A run of records
--*--

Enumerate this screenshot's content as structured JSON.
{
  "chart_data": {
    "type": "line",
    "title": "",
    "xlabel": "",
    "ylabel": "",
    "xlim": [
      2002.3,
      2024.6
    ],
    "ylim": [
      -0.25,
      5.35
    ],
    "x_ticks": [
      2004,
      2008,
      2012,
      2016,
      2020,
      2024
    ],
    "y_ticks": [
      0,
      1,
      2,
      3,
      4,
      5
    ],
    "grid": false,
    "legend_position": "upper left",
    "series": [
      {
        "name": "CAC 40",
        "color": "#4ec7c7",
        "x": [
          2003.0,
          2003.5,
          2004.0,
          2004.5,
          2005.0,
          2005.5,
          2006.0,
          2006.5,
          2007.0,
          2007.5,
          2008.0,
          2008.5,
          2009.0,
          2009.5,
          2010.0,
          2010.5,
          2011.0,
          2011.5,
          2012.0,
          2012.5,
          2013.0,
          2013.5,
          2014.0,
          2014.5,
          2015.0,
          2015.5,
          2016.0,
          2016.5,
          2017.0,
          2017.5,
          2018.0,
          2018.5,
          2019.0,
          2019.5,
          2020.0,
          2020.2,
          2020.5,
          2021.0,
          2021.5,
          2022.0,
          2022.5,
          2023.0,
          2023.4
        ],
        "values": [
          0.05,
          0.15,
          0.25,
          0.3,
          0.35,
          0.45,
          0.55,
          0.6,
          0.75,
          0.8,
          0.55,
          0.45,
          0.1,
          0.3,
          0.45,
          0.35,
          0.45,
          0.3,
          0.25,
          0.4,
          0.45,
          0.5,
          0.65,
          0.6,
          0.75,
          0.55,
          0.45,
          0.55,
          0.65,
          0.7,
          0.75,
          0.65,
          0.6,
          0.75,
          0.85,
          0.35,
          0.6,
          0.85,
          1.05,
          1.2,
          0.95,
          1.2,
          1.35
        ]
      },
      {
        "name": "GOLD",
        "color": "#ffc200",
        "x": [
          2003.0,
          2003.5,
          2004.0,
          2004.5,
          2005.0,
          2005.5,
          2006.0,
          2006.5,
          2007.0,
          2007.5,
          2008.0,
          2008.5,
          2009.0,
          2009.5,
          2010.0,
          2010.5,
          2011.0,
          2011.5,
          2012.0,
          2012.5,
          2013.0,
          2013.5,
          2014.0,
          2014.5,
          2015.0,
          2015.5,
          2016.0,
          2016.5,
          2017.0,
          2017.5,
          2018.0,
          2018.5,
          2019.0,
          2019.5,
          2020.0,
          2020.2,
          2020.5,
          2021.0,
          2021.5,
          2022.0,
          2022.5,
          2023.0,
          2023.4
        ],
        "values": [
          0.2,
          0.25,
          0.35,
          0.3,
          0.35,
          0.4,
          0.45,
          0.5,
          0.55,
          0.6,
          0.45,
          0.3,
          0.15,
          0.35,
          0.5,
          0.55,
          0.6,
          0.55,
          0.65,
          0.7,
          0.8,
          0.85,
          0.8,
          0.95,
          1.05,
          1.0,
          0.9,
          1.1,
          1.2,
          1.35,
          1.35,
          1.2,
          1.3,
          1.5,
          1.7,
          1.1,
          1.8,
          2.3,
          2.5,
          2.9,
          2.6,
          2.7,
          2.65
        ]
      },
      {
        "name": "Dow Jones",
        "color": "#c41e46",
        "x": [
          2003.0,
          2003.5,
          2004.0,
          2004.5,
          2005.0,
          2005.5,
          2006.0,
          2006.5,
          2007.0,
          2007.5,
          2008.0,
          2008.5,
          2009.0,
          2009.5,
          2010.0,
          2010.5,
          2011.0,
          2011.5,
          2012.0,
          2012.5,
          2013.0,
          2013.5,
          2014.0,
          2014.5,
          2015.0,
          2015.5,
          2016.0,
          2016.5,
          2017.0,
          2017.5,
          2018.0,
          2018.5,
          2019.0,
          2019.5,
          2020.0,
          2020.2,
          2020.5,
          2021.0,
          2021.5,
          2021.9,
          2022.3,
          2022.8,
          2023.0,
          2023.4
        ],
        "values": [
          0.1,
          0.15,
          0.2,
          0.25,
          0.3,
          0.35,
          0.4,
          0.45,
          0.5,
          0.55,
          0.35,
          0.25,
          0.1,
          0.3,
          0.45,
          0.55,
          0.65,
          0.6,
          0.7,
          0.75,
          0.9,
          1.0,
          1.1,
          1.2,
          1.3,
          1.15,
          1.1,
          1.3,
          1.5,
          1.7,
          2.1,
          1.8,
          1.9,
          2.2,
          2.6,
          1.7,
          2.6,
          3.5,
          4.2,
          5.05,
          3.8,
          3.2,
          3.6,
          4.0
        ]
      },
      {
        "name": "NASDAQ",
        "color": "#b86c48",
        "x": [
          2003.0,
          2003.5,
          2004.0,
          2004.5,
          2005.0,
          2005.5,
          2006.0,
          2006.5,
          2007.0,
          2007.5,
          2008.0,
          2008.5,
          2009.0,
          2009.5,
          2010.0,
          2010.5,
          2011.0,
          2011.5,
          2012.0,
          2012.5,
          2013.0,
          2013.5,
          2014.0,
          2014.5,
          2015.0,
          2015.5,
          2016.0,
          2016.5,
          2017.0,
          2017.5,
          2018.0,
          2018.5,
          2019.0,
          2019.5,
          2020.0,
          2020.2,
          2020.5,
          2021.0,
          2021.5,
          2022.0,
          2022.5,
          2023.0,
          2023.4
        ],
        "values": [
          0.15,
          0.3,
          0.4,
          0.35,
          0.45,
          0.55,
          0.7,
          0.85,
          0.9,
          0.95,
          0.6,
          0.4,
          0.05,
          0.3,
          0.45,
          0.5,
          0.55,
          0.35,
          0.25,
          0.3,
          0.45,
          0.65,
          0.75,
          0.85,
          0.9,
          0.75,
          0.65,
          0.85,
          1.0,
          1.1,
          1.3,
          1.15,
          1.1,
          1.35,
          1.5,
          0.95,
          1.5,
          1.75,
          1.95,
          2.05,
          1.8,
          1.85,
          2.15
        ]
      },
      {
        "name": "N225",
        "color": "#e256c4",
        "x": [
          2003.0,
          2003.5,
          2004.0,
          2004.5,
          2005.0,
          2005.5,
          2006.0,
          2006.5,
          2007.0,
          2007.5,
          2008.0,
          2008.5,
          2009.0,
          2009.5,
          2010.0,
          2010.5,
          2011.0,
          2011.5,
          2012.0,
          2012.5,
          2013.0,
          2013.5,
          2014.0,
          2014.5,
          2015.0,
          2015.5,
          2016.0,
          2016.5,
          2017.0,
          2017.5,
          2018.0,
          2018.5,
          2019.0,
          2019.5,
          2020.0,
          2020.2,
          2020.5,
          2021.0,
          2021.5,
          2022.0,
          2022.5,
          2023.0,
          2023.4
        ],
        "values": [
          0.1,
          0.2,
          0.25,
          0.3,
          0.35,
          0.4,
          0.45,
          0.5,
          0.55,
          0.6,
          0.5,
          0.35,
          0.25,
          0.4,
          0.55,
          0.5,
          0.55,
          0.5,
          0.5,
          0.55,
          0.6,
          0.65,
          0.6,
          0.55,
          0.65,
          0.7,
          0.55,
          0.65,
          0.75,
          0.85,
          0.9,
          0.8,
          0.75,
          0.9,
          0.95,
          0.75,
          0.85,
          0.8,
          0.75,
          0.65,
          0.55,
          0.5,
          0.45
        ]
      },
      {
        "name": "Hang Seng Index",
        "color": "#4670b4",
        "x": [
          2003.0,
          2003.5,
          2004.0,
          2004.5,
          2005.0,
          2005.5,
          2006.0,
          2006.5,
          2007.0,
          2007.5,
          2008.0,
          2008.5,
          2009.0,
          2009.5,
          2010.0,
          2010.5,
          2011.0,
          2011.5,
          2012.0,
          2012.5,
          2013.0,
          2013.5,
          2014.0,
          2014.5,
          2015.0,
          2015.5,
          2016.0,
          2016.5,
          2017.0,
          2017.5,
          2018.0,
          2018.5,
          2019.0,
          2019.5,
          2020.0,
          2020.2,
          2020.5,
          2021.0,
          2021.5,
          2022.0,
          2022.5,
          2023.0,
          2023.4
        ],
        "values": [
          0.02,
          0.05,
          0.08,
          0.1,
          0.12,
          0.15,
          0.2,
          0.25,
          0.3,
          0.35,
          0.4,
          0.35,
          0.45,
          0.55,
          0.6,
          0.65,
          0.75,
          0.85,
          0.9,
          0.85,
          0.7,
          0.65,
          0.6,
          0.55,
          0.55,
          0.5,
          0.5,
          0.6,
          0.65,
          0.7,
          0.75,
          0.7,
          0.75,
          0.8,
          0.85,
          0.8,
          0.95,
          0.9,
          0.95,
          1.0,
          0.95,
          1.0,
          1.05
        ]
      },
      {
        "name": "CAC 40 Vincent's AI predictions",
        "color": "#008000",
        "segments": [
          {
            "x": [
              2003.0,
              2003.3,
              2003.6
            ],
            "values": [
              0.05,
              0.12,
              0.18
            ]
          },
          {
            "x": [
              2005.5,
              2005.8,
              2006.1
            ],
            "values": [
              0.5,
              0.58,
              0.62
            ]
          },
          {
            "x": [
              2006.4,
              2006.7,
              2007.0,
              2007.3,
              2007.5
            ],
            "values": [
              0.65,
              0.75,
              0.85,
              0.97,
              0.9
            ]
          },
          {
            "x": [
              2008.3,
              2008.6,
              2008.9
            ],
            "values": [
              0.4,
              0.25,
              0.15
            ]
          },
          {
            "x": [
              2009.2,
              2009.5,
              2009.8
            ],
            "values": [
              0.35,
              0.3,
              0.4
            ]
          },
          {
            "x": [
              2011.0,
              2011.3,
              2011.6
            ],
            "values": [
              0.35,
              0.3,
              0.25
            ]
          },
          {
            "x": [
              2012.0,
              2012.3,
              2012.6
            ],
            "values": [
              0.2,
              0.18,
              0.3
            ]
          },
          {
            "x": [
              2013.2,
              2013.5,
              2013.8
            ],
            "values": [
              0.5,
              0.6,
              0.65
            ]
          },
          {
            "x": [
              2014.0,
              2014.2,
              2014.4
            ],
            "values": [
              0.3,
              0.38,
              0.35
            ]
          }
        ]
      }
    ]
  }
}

--*--

Goal:
What is the number of lines above that hold the string "color"? Answer with that number alone.

Final result:
7